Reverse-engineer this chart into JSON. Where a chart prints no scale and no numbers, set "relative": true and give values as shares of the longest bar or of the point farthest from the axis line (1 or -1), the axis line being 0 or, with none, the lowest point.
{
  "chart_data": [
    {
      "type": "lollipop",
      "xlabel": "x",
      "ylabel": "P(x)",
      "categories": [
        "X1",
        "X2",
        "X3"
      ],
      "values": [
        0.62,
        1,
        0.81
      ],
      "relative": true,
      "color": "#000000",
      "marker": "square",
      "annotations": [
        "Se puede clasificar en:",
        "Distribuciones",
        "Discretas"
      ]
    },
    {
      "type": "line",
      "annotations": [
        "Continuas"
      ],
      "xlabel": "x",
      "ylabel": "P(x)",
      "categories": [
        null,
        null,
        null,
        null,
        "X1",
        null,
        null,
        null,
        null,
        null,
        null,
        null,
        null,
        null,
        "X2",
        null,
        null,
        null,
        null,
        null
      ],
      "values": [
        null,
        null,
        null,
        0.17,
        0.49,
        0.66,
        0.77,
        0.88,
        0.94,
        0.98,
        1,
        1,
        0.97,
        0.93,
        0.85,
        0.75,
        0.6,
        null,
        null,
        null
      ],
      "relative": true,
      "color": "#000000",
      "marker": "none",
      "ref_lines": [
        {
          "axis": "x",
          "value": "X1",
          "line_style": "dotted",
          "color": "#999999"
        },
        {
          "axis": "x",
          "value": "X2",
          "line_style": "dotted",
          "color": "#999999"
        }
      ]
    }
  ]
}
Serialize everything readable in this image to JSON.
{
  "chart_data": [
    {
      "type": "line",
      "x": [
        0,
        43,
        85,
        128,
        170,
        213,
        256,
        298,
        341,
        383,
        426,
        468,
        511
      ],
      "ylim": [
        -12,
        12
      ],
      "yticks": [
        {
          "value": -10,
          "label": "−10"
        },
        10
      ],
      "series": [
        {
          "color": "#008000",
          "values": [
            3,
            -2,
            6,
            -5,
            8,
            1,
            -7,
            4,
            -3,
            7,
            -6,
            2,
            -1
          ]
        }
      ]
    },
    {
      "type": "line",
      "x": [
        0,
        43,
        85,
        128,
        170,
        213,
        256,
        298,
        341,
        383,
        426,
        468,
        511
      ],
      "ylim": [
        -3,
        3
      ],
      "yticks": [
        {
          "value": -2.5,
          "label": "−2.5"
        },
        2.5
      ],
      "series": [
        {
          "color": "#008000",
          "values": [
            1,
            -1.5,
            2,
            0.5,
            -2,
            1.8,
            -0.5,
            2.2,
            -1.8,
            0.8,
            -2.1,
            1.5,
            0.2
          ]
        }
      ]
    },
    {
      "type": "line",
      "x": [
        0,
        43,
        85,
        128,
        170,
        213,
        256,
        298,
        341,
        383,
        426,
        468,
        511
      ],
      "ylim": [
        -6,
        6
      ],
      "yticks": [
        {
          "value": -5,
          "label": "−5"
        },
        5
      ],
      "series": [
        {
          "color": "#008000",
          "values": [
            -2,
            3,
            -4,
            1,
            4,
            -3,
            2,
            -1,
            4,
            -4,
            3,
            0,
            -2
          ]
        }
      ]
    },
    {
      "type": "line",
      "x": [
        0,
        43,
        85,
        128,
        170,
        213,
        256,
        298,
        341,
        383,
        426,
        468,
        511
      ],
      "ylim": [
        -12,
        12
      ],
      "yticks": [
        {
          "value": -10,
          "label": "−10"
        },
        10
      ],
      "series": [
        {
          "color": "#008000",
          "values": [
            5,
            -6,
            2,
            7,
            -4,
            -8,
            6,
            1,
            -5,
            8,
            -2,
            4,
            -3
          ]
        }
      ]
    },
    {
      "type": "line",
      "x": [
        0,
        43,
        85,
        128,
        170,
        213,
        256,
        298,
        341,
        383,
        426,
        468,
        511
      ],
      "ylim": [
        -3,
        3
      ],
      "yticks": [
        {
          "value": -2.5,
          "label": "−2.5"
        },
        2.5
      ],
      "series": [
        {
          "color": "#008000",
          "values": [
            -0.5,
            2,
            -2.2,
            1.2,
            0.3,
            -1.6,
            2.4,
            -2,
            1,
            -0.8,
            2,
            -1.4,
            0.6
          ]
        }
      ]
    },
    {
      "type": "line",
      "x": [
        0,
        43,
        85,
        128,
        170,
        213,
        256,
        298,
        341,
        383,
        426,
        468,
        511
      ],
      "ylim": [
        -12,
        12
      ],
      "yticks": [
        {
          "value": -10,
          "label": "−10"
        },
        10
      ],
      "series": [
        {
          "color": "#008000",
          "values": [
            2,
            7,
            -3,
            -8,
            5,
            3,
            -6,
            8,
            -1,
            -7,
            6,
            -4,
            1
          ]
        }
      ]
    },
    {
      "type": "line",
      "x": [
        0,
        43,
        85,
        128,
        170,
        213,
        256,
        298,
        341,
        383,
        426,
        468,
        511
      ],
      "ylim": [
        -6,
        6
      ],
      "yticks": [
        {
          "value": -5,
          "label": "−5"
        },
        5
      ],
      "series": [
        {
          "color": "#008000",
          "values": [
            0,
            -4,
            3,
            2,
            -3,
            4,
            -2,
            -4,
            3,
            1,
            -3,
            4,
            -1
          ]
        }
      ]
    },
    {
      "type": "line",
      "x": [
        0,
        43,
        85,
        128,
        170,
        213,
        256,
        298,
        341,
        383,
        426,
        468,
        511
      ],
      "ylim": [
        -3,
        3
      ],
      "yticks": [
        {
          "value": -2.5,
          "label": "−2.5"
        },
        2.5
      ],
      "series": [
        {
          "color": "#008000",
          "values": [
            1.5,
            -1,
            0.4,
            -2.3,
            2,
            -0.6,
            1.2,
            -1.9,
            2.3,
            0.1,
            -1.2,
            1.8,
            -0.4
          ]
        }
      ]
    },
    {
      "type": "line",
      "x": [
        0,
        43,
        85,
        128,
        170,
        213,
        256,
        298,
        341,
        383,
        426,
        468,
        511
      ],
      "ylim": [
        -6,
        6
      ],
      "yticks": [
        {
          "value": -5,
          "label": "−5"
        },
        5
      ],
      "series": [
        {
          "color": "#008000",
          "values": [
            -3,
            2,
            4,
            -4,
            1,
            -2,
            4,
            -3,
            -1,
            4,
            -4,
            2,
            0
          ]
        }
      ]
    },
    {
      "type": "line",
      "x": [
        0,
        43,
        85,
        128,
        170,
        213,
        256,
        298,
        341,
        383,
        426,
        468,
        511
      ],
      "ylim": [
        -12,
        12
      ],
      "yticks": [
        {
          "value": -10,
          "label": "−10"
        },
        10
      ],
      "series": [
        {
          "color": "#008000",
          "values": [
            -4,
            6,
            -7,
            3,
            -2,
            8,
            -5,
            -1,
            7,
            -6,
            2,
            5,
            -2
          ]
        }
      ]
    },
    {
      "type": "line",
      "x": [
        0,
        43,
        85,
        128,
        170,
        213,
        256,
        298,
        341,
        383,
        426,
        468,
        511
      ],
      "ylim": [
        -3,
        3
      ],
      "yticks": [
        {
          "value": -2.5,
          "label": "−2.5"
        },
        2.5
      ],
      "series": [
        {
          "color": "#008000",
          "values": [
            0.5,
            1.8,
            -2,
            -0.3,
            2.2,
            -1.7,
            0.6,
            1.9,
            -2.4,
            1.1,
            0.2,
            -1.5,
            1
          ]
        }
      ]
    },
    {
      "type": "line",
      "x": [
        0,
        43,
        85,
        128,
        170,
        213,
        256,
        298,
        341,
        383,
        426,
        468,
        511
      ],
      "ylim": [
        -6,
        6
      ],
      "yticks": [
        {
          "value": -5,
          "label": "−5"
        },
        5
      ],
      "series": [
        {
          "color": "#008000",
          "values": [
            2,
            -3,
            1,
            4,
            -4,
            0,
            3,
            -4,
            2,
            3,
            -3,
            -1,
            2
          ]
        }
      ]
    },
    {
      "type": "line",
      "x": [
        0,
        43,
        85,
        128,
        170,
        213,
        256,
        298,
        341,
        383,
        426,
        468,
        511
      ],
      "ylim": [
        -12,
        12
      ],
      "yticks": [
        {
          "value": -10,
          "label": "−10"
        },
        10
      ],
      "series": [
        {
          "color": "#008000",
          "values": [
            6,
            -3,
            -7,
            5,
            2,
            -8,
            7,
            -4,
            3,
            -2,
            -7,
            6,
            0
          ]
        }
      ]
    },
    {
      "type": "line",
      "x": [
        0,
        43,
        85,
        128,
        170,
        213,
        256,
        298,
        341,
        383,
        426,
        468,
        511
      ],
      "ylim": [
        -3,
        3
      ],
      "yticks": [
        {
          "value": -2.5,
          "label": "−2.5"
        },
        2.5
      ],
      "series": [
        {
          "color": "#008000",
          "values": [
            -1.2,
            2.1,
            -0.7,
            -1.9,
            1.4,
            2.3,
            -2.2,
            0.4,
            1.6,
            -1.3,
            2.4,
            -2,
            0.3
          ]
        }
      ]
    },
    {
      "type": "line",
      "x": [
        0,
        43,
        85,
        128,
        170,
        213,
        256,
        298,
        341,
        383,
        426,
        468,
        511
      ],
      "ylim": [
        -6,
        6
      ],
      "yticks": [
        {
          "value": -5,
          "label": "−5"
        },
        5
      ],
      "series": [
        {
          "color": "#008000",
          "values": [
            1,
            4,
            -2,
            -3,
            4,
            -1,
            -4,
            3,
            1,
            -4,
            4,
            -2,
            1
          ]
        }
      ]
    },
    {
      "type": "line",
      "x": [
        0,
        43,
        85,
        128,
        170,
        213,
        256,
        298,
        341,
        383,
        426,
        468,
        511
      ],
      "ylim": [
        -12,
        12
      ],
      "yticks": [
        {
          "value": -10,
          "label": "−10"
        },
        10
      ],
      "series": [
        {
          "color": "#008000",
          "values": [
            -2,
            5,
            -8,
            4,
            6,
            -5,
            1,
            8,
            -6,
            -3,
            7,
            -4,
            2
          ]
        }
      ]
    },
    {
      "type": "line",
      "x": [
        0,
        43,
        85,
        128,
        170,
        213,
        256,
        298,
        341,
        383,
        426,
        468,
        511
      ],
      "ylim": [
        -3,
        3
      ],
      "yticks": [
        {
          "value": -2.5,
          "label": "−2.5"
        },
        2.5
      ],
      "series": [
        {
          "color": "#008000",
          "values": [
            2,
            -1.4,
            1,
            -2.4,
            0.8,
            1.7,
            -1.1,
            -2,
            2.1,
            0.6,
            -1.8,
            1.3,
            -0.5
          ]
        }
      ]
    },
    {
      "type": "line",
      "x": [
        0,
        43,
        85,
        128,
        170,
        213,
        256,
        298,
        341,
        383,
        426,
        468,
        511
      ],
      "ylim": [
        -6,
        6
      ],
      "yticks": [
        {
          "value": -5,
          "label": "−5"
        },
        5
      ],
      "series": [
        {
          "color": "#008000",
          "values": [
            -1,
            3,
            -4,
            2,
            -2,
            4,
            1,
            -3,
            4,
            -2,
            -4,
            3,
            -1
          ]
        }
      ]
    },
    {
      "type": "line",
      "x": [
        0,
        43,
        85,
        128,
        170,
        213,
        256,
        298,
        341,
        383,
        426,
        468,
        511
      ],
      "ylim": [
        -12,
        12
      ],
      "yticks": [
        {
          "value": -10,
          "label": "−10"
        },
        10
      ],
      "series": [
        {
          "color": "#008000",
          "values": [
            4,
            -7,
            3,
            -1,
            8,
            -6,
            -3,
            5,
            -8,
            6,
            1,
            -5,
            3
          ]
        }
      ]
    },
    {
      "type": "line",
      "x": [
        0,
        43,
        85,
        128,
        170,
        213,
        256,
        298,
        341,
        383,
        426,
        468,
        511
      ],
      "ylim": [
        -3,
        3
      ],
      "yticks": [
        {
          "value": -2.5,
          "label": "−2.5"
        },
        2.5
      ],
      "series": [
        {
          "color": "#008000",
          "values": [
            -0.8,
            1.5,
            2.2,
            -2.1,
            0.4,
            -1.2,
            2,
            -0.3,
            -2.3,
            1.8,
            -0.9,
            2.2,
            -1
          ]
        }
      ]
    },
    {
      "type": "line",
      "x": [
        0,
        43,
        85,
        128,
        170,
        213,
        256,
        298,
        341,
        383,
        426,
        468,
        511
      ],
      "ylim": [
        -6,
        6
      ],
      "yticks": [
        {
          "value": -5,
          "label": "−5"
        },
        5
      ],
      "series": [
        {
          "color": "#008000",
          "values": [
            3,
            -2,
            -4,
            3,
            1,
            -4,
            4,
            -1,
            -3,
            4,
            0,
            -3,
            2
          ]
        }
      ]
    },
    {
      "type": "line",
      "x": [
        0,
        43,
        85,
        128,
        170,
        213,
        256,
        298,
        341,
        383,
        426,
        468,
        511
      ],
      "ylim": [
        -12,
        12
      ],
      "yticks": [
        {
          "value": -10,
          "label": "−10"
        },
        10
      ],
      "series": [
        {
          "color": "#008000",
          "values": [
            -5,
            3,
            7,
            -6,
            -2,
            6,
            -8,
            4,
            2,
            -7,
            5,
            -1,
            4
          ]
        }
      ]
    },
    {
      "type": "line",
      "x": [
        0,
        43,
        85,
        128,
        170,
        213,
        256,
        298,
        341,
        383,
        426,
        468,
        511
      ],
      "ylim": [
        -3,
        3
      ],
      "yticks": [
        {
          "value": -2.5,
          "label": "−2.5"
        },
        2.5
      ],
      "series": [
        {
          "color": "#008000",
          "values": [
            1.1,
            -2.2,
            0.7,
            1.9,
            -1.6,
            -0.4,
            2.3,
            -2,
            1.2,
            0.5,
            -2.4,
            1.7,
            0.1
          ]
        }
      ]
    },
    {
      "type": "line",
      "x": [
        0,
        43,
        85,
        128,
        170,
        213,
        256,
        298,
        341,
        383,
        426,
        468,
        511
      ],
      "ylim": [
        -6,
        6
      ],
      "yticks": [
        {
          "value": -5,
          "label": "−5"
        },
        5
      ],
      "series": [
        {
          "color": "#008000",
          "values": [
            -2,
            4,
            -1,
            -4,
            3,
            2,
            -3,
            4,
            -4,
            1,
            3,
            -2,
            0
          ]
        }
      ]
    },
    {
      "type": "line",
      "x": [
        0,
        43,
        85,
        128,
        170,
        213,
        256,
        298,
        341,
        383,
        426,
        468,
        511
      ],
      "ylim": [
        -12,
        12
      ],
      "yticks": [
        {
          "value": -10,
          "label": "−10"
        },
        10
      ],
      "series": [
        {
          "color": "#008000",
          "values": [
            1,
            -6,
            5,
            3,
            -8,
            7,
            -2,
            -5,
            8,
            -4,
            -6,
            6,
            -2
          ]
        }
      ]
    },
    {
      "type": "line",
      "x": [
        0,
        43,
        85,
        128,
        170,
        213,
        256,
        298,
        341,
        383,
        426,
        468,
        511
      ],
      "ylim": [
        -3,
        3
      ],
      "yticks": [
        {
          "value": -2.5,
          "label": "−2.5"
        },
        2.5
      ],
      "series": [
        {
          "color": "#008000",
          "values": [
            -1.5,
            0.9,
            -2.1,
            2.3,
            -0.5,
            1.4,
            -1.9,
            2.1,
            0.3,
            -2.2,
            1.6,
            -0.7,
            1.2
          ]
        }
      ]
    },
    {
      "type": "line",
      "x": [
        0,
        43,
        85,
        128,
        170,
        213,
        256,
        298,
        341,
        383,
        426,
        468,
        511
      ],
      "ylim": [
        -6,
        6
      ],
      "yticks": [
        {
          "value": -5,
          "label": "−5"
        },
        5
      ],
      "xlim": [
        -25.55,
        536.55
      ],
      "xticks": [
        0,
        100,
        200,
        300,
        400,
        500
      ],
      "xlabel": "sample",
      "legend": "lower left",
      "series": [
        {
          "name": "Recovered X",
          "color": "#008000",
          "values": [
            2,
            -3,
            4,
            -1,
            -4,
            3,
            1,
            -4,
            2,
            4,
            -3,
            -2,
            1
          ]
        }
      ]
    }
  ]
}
==*==
## WORK REQUIRED
State how many lines of the records above contain "none", with no words besides the number.

## CORRECT RESULT
2